▸ **Problem to solve**: Keep the images out and copy every entry below exactly.

▸ **Input rows**:

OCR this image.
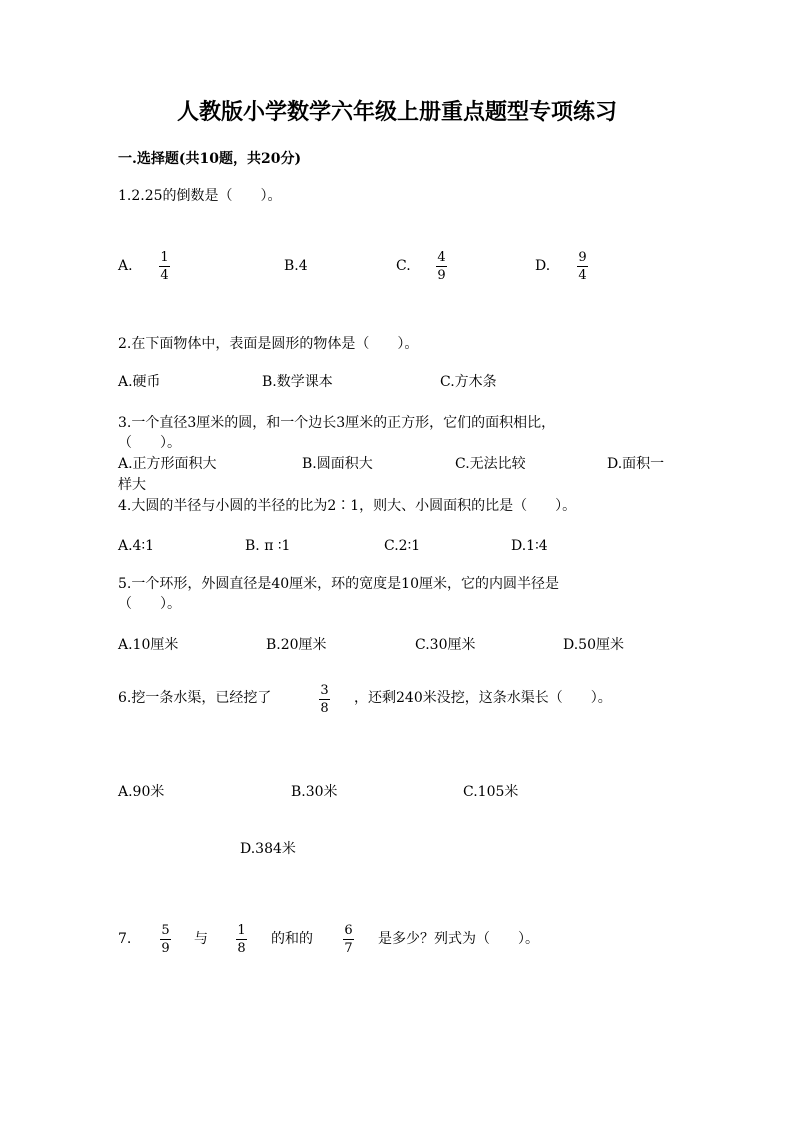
人教版小学数学六年级上册重点题型专项练习
一.选择题(共10题，共20分)
1.2.25的倒数是（　　）。
A.
1
4
B.4	C.
4
9
D.
9
4
2.在下面物体中，表面是圆形的物体是（　　）。
A.硬币	B.数学课本	C.方木条
3.一个直径3厘米的圆，和一个边长3厘米的正方形，它们的面积相比，
（　　）。
A.正方形面积大	B.圆面积大	C.无法比较	D.面积一
样大
4.大圆的半径与小圆的半径的比为2∶1，则大、小圆面积的比是（　　）。
A.4∶1	B. π ∶1	C.2∶1	D.1∶4
5.一个环形，外圆直径是40厘米，环的宽度是10厘米，它的内圆半径是
（　　）。
A.10厘米	B.20厘米	C.30厘米	D.50厘米
6.挖一条水渠，已经挖了	3
8
，还剩240米没挖，这条水渠长（　　）。
A.90米	B.30米	C.105米
D.384米
7.
5
9
与
1
8
的和的
6
7
是多少？列式为（　　）。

▸ **Response**:
OCR this image.
人教版小学数学六年级上册重点题型专项练习
一.选择题(共10题，共20分)
1.2.25的倒数是（　　）。
A.
1
4
B.4	C.
4
9
D.
9
4
2.在下面物体中，表面是圆形的物体是（　　）。
A.硬币	B.数学课本	C.方木条
3.一个直径3厘米的圆，和一个边长3厘米的正方形，它们的面积相比，
（　　）。
A.正方形面积大	B.圆面积大	C.无法比较	D.面积一
样大
4.大圆的半径与小圆的半径的比为2∶1，则大、小圆面积的比是（　　）。
A.4∶1	B. π ∶1	C.2∶1	D.1∶4
5.一个环形，外圆直径是40厘米，环的宽度是10厘米，它的内圆半径是
（　　）。
A.10厘米	B.20厘米	C.30厘米	D.50厘米
6.挖一条水渠，已经挖了	3
8
，还剩240米没挖，这条水渠长（　　）。
A.90米	B.30米	C.105米
D.384米
7.
5
9
与
1
8
的和的
6
7
是多少？列式为（　　）。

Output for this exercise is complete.